▸ **SOURCE INFORMATION**:
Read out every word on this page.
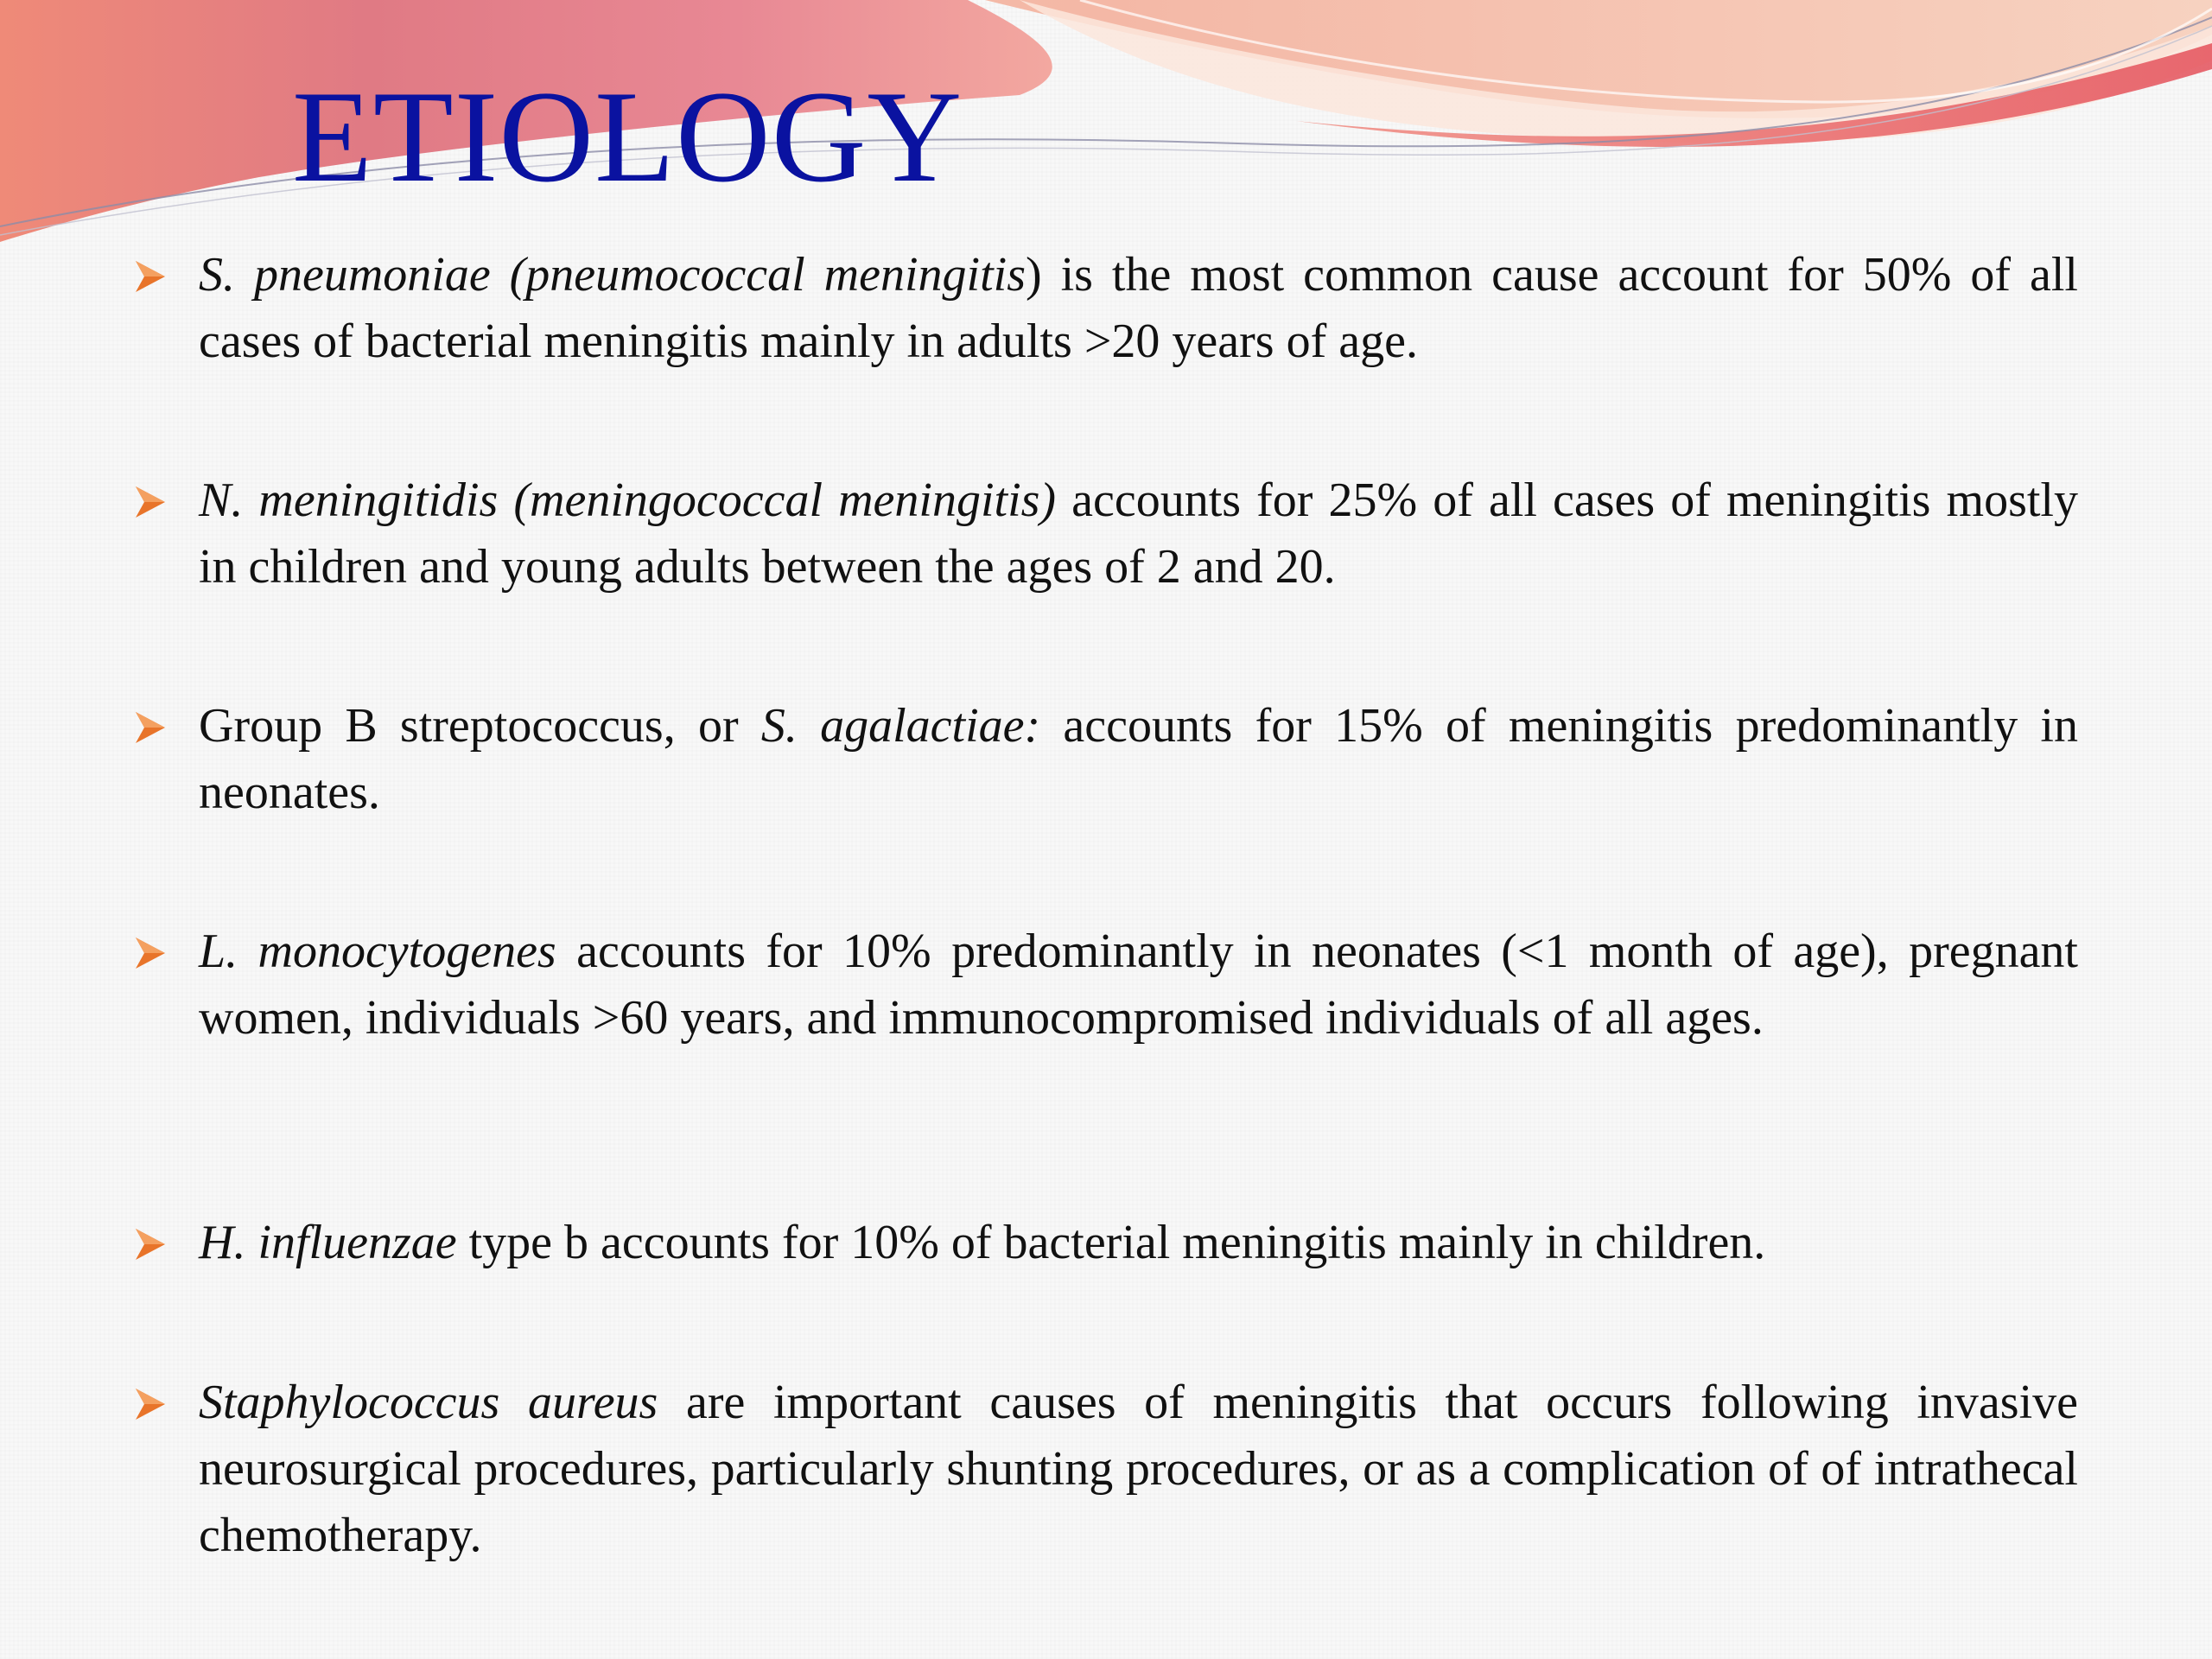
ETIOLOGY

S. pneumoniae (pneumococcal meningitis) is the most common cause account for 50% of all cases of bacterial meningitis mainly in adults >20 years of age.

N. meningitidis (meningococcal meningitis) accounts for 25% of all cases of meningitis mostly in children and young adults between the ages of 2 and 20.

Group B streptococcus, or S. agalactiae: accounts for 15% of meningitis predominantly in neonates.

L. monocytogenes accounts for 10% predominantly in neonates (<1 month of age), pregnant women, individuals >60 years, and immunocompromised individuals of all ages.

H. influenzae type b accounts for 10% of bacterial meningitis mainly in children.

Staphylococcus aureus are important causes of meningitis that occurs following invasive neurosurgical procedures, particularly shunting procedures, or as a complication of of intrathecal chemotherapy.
--
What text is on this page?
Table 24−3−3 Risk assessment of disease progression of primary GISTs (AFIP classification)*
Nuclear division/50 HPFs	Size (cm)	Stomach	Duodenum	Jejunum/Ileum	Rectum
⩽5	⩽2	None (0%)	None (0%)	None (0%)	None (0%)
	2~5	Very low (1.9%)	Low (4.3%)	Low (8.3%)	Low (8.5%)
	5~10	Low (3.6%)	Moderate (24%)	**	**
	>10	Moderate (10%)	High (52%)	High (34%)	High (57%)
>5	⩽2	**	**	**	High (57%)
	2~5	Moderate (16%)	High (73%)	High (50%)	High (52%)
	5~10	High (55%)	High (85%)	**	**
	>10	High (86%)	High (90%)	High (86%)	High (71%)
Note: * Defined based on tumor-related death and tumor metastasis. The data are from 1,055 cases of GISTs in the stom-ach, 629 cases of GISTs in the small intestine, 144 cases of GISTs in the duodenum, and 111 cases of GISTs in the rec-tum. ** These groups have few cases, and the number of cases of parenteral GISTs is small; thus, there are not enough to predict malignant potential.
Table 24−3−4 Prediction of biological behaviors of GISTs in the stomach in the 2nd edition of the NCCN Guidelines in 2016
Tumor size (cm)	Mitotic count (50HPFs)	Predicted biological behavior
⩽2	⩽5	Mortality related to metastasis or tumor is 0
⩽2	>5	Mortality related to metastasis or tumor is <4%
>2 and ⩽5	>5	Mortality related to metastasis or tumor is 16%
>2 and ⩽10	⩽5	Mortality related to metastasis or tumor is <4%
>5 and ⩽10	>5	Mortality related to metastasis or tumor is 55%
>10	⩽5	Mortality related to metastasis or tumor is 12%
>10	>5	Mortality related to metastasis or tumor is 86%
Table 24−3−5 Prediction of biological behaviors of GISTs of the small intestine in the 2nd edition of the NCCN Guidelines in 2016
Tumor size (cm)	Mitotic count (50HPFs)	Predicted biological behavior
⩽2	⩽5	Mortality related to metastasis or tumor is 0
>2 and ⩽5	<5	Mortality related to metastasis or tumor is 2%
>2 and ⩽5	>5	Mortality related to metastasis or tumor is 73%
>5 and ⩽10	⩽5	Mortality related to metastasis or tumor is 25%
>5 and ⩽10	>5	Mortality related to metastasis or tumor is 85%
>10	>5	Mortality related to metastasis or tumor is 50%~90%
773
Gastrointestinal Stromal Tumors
--
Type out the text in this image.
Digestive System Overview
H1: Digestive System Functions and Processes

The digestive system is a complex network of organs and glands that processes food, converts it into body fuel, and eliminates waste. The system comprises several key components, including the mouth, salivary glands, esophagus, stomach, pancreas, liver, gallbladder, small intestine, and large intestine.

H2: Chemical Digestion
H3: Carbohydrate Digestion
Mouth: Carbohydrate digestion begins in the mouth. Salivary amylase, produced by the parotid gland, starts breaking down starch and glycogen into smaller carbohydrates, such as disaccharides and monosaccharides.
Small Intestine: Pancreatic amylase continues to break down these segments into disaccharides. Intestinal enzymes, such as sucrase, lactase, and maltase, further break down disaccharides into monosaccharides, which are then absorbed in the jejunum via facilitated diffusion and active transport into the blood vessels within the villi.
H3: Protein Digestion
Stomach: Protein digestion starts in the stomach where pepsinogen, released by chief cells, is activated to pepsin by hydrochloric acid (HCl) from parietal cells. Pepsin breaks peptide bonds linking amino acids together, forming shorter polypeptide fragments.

▸ **PROMPT**: Check each line of the data above, and please copy the ones in which the string "GISTs" occurs.

▸ **YOUR RESPONSE**:
Table 24−3−3 Risk assessment of disease progression of primary GISTs (AFIP classification)*
Note: * Defined based on tumor-related death and tumor metastasis. The data are from 1,055 cases of GISTs in the stom-ach, 629 cases of GISTs in the small intestine, 144 cases of GISTs in the duodenum, and 111 cases of GISTs in the rec-tum. ** These groups have few cases, and the number of cases of parenteral GISTs is small; thus, there are not enough to predict malignant potential.
Table 24−3−4 Prediction of biological behaviors of GISTs in the stomach in the 2nd edition of the NCCN Guidelines in 2016
Table 24−3−5 Prediction of biological behaviors of GISTs of the small intestine in the 2nd edition of the NCCN Guidelines in 2016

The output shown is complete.